◆ 本文 ◆
········

皆さん、GNU/Linuxでゲームしてますか?(2回目)
前回の更新ではGNU/Linuxでゲームマシンを組むための指針について書いてみましたが
今回はとうとうGNU/Linux(Ubuntu 15.10)でゲームってのはどこまでできるのかというところに迫ってみたいと思います。

承前

今回実験に用いたマシンのスペックは以下のとおりです。
CPU: Core i7 4790k
GPU: GTX980
MEM: 16G
SSD:
M.2接続(内部接続SATA) -> Windows
SATA -> GNU/Linux

基本的にマシンは同一で、インストールしているSSDがM.2なのかSATA接続という違いだけですね。
こういう環境で、WindowsGNU/Linuxでどのような違いがあるかが今回の調査となります。

The Talos Principle の場合

まず最初に取り上げるのはThe Talos Principleです。
このゲームはSerious Sam 3: BFEと同じエンジンを使ってるパズルゲーですね。
Portalと似たような感じですね。
スペックの計測にはこのゲームのベンチマークを用いてみます。

今回の計測ではGNU/LinuxWindows7(DirectX11)およびWindows7(OpenGL)で計測を行いました。
これにより、GNU/LinuxWindowsというだけでなくてDirectX11とOpenGLの違いや、OpenGLでもOSによる違いなどいろいろな視点で見ることができます。
こんなやつですね。それぞれの設定と結果は以下のとおりです。

GNU/Linux

設定

結果

- benchmark results -
11:27:27 INF:
 Duration: 60.0 seconds (5577 frames)
  Average: 93.0 FPS (102.4 w/o extremes)
 Extremes: 225.2 max, 28.9 min
 Sections: AI=6%, physics=4%, sound=2%, scene=67%, shadows=15%, misc=5%
    Highs: 437 in 2.7 seconds (164.9 FPS)
     Lows: 849 in 15.5 seconds (54.9 FPS)
30-60 FPS: 10%
 > 60 FPS: 90%
Windows DirectX11

設定

結果

- benchmark results -
 Duration: 60.0 seconds (6318 frames)
  Average: 105.3 FPS (109.6 w/o extremes)

········

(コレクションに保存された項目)
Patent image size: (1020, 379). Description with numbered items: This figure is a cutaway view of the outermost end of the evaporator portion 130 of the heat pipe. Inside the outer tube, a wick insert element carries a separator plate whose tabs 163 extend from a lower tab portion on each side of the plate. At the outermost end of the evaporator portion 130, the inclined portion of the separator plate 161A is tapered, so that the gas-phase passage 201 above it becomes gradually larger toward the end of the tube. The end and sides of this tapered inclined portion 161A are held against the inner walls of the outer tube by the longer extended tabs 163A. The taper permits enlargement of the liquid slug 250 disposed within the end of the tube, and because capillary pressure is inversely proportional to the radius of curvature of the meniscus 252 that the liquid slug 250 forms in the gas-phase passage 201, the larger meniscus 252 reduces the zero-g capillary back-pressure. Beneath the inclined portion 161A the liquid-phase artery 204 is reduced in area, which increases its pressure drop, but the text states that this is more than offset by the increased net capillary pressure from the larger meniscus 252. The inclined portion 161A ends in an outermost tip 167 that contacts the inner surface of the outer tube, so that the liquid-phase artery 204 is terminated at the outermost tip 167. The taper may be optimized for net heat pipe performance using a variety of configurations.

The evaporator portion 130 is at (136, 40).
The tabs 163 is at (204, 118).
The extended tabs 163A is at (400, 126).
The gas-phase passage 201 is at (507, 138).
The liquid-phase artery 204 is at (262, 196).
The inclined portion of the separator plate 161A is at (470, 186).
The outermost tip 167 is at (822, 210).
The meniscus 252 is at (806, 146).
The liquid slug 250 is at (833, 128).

········

◆ 設問 ◆
本文のうち「まず最初に取り上げるのは」で始まる段落を、主な内容を残して箇条書きに書き直してください。

◆ 解答 ◆
- 最初に取り上げるゲームはThe Talos Principle
- Serious Sam 3: BFEと同じエンジンを使ったパズルゲームで、Portalに似ている
- スペックの計測にはこのゲームのベンチマークを使う